*TASK DETAILS:* Pull out every line containing the string "someone".

^^^^^^^^^^^^^^^^

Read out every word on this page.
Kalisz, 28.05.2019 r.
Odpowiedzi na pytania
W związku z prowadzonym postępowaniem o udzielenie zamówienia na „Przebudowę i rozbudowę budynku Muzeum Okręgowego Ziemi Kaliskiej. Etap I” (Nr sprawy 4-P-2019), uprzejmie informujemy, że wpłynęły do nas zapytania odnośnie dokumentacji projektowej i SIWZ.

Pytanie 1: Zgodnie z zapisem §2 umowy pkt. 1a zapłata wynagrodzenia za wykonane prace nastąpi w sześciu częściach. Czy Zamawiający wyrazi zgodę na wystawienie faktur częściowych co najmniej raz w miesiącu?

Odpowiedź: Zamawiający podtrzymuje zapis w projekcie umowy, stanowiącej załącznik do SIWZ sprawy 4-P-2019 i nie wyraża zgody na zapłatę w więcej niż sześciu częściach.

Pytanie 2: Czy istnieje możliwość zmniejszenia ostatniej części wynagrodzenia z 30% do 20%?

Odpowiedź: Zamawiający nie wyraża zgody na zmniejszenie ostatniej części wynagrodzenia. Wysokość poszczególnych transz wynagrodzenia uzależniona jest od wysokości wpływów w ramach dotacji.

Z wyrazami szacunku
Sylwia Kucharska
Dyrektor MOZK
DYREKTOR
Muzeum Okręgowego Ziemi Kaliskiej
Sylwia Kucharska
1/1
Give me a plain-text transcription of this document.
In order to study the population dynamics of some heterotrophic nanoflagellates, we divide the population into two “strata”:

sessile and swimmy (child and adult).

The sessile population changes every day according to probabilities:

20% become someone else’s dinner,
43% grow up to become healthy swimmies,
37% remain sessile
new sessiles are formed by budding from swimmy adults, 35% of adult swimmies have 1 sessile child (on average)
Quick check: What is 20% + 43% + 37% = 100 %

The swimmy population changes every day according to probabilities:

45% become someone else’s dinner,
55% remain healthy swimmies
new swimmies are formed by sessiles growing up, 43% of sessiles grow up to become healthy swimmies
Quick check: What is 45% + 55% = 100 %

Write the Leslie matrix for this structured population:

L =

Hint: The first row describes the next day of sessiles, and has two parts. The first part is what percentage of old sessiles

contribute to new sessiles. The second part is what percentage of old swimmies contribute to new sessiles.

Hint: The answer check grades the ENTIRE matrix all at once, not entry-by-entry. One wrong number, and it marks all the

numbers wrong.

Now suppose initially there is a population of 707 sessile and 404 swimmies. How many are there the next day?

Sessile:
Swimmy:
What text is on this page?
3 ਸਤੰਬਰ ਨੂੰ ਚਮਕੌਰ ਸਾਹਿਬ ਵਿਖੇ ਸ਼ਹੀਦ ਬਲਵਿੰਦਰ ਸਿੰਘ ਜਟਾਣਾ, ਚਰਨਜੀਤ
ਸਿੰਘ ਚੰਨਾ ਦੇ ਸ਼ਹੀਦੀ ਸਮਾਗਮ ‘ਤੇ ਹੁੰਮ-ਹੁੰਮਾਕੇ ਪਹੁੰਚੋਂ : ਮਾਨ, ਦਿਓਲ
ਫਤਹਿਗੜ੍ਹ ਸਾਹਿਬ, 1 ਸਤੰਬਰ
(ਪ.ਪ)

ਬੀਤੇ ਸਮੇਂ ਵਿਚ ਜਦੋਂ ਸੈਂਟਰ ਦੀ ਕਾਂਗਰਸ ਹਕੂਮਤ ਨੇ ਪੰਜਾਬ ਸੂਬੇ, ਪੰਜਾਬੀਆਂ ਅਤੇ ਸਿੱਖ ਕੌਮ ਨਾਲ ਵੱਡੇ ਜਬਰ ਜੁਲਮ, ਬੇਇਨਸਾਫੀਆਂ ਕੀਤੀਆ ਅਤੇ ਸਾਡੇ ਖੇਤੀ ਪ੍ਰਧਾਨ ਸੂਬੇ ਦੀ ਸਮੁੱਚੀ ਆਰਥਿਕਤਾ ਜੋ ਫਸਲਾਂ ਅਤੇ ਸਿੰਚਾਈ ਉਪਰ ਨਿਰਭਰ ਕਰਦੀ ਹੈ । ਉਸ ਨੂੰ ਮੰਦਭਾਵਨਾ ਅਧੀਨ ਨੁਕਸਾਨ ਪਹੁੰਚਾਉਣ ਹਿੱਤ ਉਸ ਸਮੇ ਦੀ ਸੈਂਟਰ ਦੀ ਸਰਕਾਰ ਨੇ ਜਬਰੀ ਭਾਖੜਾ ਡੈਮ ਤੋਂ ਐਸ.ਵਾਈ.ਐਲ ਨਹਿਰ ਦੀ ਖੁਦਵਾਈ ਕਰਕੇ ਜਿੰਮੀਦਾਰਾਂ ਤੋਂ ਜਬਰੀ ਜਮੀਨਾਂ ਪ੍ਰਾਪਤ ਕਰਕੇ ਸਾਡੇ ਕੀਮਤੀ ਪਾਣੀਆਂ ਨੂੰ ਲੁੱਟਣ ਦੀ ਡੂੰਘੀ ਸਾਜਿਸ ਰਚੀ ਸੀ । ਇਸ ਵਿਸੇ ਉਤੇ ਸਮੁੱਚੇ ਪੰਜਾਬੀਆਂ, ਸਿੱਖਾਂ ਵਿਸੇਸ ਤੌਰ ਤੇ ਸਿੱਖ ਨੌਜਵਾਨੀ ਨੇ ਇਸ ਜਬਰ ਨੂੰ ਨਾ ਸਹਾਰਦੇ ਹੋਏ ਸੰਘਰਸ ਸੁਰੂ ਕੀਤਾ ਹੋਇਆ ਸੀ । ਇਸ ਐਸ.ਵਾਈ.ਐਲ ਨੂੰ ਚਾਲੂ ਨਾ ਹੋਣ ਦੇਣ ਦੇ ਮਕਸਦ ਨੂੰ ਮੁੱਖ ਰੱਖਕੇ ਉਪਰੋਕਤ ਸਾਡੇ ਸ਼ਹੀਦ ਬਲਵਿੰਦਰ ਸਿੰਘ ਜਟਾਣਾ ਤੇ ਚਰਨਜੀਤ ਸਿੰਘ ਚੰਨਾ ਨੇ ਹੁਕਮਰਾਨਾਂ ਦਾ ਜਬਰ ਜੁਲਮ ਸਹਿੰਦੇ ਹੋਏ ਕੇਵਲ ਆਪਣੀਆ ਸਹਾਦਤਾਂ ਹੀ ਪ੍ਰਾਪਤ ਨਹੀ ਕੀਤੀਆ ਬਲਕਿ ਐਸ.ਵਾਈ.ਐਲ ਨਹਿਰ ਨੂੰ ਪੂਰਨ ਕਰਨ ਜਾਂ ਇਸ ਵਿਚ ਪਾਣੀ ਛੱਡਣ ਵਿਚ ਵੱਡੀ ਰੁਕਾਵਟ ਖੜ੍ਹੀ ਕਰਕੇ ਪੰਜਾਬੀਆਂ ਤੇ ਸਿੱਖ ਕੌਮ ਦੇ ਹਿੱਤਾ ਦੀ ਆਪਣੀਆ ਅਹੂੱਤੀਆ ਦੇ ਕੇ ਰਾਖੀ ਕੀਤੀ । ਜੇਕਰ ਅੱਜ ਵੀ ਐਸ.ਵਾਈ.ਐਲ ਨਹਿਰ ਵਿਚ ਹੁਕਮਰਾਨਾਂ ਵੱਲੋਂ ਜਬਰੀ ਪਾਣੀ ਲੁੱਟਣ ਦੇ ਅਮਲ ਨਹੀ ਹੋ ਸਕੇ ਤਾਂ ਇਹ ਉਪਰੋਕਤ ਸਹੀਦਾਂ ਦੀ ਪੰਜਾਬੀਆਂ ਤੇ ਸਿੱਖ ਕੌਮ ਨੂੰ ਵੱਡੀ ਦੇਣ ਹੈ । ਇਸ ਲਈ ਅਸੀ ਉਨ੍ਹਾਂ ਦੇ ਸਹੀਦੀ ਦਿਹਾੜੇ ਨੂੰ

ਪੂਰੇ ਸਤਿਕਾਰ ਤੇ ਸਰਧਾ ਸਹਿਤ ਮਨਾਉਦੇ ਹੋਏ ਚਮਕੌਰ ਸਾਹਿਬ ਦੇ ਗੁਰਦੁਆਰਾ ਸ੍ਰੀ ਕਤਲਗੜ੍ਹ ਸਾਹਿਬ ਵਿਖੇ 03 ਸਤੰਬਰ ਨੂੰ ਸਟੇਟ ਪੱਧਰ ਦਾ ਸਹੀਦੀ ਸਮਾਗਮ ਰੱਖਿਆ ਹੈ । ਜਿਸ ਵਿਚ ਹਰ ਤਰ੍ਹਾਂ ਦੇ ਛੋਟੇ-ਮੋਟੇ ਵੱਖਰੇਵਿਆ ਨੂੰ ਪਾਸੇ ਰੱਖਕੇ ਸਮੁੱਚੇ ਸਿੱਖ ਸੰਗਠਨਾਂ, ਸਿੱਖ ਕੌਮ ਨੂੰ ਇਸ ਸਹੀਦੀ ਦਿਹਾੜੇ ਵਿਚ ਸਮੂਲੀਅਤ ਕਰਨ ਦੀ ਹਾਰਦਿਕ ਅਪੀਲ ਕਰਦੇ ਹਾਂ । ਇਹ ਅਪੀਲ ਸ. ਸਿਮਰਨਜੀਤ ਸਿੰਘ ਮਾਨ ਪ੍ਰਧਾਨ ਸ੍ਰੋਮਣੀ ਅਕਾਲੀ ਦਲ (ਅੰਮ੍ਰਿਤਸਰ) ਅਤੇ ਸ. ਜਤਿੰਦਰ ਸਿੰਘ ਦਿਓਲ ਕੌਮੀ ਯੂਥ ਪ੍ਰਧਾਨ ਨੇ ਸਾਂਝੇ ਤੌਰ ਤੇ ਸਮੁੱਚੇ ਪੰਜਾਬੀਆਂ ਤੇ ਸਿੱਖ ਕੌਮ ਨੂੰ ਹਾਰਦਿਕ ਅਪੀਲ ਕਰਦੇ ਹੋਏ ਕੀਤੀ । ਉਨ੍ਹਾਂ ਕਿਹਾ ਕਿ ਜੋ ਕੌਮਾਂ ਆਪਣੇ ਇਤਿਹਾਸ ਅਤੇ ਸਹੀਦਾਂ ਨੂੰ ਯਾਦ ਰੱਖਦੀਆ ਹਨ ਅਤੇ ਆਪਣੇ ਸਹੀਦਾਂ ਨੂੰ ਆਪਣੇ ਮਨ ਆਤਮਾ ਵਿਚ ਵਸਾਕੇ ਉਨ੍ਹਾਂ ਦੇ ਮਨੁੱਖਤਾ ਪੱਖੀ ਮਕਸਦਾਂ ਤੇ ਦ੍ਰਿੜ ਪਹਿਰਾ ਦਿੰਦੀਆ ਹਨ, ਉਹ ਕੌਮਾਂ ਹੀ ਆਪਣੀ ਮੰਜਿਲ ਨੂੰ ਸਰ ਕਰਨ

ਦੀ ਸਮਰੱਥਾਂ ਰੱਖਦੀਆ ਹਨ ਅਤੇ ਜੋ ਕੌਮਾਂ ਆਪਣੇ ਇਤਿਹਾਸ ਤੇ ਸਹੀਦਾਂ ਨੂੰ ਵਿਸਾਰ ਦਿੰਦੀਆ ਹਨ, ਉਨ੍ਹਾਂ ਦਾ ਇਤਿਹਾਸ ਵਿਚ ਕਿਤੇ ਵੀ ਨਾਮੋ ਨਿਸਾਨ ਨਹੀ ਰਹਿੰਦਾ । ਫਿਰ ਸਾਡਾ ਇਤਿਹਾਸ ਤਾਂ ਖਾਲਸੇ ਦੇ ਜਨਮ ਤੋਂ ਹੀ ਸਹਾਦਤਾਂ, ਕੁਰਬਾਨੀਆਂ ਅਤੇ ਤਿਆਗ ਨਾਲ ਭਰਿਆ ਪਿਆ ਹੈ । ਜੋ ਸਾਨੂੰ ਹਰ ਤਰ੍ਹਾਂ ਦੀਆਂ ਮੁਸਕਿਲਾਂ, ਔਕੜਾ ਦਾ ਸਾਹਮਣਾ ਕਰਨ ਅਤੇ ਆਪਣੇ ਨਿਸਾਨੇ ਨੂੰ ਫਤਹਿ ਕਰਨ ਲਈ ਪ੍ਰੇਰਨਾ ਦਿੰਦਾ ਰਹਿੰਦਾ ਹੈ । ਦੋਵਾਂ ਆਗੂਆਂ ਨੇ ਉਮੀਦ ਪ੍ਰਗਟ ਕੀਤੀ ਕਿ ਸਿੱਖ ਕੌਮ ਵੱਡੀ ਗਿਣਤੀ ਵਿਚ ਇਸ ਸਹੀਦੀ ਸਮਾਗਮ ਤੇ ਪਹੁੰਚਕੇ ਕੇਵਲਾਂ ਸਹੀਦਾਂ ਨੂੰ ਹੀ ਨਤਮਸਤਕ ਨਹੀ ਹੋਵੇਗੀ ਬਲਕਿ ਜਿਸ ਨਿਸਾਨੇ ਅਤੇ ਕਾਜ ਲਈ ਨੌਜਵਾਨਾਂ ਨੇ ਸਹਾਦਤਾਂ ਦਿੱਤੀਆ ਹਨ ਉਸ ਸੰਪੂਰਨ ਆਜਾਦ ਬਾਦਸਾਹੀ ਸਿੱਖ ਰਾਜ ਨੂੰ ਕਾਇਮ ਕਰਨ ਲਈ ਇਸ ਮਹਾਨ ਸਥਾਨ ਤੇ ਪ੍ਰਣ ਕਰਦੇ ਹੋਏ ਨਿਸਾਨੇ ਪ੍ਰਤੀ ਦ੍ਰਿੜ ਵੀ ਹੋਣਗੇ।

^^^^^^^^^^^^^^^^

*RESULT FOR THIS EXERCISE:*
20% become someone else’s dinner,
45% become someone else’s dinner,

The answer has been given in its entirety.